Textauszug ->
————————

Ein wichtiger Beitrag zu mehr Sicherheit ist die von Liebherr entwickelte variable Abstützbasis VarioBase, die bei den neuen LRT-Kranen serienmäßig vorhanden ist. Mit VarioBase kann jede einzelne Kranabstützung beliebig ausgefahren werden. Die Kranarbeit wird über die Lastmomentbegrenzung der Liccon-Steuerung abgesichert, indem die genau in der jeweils aktuellen Situation zulässigen Traglasten aktuell errechnet werden. So lassen sich sowohl beim Rüsten als auch beim Heben von Lasten Unfälle durch Fehlbedienung vermeiden. Durch erhöhte Tragkräfte beim Heben über die Abstützungen sind mit dem Kran auch Hübe der nächst höheren Kranklasse möglich.

Wir haben einen langen Atem. Verläuft der Markteintritt so erfolgreich wie erhofft, ist zudem geplant, die LRT-Kranreihe bis 2025 auf vier Modelle auszubauen. Wenn uns das gelingt, dann haben wir alles richtig gemacht.«

Ulrich Hamme, Geschäftsführer Konstruktion und Entwicklung Liebherr-Werk Ehingen


»Teleskopieren funktioniert einfach und nahezu intuitiv«

Die beiden neu entwickelten LRT-Krantypen wer­den von Liebherr als erste Mobilkrane in einem global einheitlichen Sicherheitsstandard nach allen weltweit gültigen Vorschriften – wie zum Beispiel der US-Norm ANSI B30.5, der europäischen EN 13 000, der Australian Standards (AS) und der russischen GOST-Norm – in die Märkte gebracht. »Die Traglasttabellenauswahl wird vereinfacht und durch die Sicherheitsfunktionen unterstützt«, so Ulrich Hamme. »Das Teleskopieren, unabhängig vom Teleskopiersystem, funktioniert einfach und nahezu intuitiv. Die üblichen Standard-360°-Traglasttabellen werden durch die bei den LTM-Kranen entwickelten abstützabhängigen Traglasten bei Liebherr VarioBase ergänzt.«

Beide Krantypen werden von einem Cummins-Dieselmotor angetrieben, der alle gültigen Abgasemissionsvorschriften erfüllt. Der Motor leistet 194 kW (264 PS) und bietet ein maximales Drehmoment von 990 Nm. Ein 6-Gang-Lastschaltgetriebe von Dana und die großvolumige Bereifung (29.5 R25) sorgen für die erforderliche Geländegängigkeit beim Fahren. Die maximale Fahrgeschwindigkeit beträgt 25 km/h. Allrad- und Hunde­gang­lenkung gewährleisten eine hohe Wendigkeit und Manövrierfähigkeit unter beengten Bedingungen. Die 3,87 m hohen und 3,3 m breiten LRT-Krane werden mit Tieflader auf öffentlichen Straßen verfahren. Das Eigengewicht liegt unter 55 t komplett ausgestattet inklusive Ballast, bzw. unter 40 t ohne Ballast und ohne Ausrüstung. So sind die neuen Geländekrane von Liebherr weltweit wirtschaftlich transportierbar. Eine schnelle Betriebsbereitschaft und ein einfaches Rüsten des Krans nach dem Erreichen des Einsatzortes zeichnen den LRT 1090-2.1 und den LRT 1100-2.1 aus. Dazu tragen auch die innerhalb der Fahrzeugbreite bleibenden Abstützteller bei, da diese zum Transport nicht abgenommen werden müssen.

————————

[Gespeicherte Einträge]
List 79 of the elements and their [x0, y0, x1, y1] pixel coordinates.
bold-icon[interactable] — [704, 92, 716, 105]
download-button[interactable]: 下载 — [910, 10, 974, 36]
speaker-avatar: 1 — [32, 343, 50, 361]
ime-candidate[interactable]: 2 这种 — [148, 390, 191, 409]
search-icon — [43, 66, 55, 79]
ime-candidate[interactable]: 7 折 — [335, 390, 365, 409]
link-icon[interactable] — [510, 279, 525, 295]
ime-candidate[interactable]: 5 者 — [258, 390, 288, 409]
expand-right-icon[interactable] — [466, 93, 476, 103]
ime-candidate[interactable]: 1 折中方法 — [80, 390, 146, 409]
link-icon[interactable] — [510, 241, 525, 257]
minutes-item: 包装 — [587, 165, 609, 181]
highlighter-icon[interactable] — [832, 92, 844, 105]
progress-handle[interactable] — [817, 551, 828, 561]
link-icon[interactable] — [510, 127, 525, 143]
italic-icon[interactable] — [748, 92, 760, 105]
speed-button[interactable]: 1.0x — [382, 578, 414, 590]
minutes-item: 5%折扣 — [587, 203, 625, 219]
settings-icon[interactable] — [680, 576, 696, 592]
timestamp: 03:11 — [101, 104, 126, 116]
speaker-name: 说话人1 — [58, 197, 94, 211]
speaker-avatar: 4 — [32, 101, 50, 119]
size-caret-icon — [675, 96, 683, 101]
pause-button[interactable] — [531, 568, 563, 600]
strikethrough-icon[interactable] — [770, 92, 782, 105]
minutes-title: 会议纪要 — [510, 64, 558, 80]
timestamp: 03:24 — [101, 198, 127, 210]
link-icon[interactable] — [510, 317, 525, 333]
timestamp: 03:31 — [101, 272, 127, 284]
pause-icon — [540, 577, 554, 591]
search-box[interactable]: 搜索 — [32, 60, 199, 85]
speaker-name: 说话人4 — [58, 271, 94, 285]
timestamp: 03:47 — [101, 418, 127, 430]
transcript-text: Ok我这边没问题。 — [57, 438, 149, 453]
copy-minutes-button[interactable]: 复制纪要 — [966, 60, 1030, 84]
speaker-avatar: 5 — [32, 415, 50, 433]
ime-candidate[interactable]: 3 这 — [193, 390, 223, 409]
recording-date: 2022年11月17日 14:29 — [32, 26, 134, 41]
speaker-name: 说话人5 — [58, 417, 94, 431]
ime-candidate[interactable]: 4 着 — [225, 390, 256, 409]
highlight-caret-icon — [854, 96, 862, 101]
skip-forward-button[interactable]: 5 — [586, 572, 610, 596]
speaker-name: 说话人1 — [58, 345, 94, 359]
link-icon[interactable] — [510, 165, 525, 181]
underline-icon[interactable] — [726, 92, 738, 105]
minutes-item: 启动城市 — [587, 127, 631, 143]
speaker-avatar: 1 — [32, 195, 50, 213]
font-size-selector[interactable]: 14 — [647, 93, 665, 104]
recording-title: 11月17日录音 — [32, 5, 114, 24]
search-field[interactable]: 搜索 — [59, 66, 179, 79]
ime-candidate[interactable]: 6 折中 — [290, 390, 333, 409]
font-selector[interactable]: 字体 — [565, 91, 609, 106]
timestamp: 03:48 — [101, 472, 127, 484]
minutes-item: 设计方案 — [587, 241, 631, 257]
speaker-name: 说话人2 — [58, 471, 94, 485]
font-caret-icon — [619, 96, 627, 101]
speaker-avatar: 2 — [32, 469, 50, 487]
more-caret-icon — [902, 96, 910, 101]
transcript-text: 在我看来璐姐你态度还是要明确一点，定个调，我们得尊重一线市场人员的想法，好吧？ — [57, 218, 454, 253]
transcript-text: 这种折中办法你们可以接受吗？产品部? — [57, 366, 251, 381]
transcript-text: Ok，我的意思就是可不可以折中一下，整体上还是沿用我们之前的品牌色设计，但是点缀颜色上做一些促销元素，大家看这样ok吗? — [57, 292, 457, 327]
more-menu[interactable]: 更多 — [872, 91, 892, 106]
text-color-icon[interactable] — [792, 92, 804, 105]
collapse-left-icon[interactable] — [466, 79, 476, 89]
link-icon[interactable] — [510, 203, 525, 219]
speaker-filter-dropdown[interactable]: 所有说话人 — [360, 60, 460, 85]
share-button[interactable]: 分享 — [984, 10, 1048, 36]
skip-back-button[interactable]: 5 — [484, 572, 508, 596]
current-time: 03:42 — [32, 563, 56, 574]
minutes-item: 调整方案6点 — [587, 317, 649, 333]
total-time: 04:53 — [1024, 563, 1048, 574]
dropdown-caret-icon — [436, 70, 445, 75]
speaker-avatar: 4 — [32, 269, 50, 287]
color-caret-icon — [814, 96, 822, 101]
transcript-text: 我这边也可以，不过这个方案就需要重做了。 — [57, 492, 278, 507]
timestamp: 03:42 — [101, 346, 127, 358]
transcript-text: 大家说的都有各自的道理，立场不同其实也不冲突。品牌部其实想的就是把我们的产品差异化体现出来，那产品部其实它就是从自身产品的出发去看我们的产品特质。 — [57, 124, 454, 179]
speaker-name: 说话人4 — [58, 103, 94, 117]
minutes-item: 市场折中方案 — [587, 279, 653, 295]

————————

Aufgaben ->
a) Übertragen Sie den Satz „Die maximale Fahrgeschwindigkeit beträgt 25 km/h.“ aus dem Text über die LRT-Krane von Liebherr ins Englische.
b) Setzen Sie bitte den Text über die LRT-Krane von Liebherr nach seinem letzten Satz fort.
Die Daten spielen hierbei keine Rolle.

Lösungen ->
a) The maximum travel speed is 25 km/h.

b)
Optimale Traglasten über den ganzen Ausladungsbereich

Der 100-Tonner LRT 1100-2.1 bietet einen 50 m langen Teleskopausleger mit einem »Telematik«-Teleskopiersystem, bei dem die einzelnen Teleskopteile mit nur einem einzigen Zylinder unabhängig voneinander ausgeschoben und dann mit dem darüber liegenden Teleskopteil verbolzt werden. »Das Teleskopiersystem ist besonders einfach und bedienerfreundlich ausgeführt, denn mit lediglich zwei Teleskopierpfaden – stark oder lang – werden optimale Traglasten über den kompletten Ausladungsbereich realisiert«, so Ulrich Hamme. 14 t Gegengewicht sorgen für eine hohe Standsicherheit.

Die Tragfähigkeit des LRT 1100-2.1 liegt ca. 15 % über der des 90-Tonners, der mit 12 t Gegengewicht ausgerüstet ist. Der LRT 1090-2.1 hat einen 47 m langen Teleskopausleger. Sein Teleskopiersystem besteht aus einem zweistufigen Hydraulikzylinder mit Seilausschub­mechanik.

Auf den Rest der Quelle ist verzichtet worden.